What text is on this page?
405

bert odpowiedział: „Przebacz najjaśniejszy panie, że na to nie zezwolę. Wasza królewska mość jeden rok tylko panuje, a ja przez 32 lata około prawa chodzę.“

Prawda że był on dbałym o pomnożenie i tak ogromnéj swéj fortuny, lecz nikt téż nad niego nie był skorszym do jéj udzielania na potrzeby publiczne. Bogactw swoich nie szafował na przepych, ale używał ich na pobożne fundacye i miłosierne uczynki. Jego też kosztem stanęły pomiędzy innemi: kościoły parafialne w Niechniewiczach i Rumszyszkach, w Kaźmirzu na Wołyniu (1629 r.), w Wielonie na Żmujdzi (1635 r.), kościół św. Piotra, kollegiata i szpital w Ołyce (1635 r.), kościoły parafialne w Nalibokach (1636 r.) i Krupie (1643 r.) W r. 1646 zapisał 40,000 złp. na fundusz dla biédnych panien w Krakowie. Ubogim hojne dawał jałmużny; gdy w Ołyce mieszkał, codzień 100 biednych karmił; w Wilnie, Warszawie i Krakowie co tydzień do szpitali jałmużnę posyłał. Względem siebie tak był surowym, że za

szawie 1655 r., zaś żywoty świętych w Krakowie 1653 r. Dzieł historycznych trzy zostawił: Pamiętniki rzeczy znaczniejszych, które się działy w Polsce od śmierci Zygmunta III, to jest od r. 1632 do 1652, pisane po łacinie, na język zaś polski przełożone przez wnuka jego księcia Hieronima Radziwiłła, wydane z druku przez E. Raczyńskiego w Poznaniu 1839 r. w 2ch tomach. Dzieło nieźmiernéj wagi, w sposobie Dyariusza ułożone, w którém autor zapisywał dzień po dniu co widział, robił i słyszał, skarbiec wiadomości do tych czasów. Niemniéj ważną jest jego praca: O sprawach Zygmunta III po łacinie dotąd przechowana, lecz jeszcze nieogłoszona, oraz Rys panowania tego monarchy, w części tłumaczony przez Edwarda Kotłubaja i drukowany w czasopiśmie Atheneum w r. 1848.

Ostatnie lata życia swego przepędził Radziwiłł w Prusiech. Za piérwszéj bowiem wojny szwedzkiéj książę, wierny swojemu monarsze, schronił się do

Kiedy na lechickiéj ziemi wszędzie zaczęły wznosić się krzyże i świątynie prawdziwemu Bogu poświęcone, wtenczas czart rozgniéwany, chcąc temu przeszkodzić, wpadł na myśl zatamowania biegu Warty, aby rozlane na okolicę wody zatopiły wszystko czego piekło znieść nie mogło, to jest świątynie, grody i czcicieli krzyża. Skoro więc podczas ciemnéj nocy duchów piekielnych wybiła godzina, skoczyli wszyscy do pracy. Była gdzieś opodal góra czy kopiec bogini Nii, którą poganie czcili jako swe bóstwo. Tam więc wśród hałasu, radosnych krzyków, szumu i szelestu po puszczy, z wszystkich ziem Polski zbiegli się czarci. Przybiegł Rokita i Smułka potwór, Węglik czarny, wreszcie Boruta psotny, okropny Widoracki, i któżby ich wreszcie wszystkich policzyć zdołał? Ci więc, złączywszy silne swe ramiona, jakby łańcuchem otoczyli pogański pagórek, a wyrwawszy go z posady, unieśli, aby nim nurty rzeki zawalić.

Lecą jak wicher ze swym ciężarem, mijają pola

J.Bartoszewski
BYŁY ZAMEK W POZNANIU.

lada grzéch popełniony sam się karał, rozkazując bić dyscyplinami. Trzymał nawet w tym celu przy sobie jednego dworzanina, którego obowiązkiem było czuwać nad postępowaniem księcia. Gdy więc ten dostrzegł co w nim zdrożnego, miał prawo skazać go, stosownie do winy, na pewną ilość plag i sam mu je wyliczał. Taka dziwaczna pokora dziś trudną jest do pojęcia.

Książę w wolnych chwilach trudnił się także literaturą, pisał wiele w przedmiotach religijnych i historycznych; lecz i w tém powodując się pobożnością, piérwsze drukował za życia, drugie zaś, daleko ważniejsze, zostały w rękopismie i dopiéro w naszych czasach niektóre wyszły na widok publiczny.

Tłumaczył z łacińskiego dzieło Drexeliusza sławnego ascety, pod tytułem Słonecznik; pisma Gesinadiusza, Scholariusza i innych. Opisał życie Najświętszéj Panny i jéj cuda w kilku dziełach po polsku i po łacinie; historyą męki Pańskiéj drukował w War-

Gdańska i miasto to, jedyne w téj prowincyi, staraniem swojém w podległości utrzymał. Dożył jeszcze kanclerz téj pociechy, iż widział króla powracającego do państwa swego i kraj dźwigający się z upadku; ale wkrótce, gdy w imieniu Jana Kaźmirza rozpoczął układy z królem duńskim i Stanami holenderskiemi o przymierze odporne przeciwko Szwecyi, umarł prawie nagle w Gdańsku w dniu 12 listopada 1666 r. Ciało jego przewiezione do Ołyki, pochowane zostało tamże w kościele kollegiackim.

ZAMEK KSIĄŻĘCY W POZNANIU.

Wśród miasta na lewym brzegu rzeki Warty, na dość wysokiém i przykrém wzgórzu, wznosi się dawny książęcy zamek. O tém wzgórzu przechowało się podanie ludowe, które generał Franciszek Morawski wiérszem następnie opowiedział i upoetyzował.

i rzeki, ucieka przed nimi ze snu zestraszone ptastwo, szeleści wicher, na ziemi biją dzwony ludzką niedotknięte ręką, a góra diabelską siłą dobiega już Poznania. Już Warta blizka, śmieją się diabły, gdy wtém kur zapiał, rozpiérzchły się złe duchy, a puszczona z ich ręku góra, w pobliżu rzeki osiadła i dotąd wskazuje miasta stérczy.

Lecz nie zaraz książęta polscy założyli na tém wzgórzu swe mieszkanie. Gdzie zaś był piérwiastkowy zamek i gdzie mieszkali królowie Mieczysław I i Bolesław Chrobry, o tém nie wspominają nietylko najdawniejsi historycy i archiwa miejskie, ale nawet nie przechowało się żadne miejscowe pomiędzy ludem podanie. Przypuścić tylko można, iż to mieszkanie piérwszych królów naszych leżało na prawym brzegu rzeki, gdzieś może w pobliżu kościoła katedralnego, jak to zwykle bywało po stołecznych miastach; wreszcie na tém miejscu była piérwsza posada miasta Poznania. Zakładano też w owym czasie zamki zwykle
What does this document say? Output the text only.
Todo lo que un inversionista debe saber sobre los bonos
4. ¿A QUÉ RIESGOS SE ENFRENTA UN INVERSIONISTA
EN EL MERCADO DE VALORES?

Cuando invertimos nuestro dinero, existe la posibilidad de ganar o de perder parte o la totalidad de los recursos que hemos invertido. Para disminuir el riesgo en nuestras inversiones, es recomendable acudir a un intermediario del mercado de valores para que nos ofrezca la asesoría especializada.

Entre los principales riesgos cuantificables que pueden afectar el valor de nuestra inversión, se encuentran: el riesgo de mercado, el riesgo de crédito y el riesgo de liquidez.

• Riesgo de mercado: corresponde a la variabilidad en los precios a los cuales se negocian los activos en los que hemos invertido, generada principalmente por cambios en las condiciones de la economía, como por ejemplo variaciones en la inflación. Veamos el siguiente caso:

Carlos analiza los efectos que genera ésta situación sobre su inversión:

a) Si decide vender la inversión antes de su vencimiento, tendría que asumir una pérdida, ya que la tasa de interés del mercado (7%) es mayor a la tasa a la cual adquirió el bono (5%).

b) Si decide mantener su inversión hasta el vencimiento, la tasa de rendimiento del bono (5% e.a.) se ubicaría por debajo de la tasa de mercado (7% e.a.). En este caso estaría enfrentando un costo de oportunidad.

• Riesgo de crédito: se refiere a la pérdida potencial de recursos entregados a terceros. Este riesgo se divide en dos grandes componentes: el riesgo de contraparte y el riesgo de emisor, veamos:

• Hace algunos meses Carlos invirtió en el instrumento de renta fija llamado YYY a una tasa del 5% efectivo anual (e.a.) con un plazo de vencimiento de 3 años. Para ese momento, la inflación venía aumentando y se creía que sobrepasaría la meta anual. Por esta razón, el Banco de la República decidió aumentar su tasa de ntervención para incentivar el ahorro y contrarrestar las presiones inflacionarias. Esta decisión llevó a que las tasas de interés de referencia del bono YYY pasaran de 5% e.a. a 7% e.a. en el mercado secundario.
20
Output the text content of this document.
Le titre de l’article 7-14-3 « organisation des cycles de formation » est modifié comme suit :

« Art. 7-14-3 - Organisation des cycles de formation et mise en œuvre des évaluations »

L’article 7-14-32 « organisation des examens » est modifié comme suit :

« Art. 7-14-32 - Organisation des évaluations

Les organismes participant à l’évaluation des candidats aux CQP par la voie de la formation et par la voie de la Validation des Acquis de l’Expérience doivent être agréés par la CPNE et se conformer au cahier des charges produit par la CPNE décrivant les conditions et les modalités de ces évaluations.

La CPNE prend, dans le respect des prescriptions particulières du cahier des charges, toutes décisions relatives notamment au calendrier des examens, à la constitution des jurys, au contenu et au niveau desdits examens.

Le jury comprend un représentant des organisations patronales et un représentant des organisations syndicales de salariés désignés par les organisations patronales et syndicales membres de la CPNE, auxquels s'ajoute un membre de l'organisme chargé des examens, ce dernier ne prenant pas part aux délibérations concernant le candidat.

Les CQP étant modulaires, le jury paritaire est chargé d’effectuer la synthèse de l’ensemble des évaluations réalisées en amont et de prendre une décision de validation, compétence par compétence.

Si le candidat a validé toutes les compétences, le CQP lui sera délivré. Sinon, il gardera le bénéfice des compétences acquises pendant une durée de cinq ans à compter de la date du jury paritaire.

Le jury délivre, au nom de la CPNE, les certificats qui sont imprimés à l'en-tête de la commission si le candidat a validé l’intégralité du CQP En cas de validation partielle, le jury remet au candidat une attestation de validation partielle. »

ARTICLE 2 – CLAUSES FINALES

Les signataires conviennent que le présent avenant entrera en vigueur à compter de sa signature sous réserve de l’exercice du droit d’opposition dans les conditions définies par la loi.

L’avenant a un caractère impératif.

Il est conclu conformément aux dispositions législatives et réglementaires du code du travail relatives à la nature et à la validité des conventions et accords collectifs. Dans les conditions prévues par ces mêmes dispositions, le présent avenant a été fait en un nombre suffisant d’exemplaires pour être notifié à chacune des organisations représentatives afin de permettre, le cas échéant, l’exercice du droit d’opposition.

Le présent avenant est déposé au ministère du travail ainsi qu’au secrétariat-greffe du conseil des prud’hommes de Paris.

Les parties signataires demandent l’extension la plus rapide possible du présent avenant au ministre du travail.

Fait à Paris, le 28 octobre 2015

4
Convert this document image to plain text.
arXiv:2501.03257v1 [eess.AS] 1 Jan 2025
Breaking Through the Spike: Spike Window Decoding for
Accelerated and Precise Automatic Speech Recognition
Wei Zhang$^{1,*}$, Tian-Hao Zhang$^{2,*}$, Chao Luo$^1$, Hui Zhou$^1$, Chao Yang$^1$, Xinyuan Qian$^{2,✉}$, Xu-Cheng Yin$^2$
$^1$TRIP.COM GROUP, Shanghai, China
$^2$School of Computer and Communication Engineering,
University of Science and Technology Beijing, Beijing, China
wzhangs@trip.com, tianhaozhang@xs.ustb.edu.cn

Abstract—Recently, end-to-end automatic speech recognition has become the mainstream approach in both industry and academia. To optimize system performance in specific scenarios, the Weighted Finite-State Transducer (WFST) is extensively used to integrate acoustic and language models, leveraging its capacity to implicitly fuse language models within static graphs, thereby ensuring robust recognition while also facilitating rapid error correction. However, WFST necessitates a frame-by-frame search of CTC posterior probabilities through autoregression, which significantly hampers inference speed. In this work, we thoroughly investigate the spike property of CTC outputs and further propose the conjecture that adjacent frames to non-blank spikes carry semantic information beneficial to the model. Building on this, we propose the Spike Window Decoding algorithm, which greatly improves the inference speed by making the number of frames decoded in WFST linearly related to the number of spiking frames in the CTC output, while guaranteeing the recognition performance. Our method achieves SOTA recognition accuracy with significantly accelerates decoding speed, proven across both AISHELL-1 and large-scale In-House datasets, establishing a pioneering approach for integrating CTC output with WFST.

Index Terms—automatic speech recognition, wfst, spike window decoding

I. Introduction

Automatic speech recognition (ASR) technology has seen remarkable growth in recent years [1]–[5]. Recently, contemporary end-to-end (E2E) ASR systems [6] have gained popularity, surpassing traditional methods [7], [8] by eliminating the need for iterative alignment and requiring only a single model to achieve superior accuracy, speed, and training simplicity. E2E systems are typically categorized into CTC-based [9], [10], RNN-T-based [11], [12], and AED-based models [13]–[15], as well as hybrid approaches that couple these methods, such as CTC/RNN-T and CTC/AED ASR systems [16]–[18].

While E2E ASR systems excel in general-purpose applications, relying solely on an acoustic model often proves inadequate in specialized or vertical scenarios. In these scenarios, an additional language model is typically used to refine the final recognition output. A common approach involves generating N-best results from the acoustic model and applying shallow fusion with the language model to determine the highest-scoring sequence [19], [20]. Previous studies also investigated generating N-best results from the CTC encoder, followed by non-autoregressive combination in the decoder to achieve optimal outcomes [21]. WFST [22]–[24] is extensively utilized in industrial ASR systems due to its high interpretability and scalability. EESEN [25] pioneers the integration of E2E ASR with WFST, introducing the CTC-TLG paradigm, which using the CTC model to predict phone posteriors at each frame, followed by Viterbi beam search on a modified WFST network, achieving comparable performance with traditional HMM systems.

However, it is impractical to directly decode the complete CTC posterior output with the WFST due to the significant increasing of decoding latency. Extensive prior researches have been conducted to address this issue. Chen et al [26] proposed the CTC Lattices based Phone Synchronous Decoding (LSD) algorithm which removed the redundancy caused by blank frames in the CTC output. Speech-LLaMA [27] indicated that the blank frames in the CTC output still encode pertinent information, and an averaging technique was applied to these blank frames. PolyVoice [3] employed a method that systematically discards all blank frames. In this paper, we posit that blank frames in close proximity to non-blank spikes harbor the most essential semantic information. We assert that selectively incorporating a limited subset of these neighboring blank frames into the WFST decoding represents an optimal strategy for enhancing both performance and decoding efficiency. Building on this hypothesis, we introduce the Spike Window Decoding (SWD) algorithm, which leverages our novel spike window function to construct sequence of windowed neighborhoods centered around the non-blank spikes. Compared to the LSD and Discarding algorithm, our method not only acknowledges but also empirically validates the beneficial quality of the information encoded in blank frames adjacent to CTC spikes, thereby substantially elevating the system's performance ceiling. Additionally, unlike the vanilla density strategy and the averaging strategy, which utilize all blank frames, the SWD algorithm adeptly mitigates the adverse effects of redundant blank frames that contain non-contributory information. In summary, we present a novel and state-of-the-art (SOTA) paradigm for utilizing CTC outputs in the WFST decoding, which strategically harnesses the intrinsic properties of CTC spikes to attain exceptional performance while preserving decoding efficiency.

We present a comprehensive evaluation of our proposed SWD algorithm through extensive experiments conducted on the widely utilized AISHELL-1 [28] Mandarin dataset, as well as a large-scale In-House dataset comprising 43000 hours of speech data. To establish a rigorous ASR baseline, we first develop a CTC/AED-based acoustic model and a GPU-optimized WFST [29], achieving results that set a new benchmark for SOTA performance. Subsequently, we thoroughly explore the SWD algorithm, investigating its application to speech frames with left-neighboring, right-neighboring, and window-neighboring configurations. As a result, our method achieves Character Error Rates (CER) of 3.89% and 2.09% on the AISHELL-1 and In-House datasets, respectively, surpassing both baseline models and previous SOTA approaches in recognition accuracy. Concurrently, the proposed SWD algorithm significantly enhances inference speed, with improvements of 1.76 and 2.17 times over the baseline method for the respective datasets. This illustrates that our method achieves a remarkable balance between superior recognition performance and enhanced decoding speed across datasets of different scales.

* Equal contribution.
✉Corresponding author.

────────────────────────────────────────

What you have to do: Exactly how many lines in the data above contain the word "document"? Respond with the number and nothing more.

Result: 3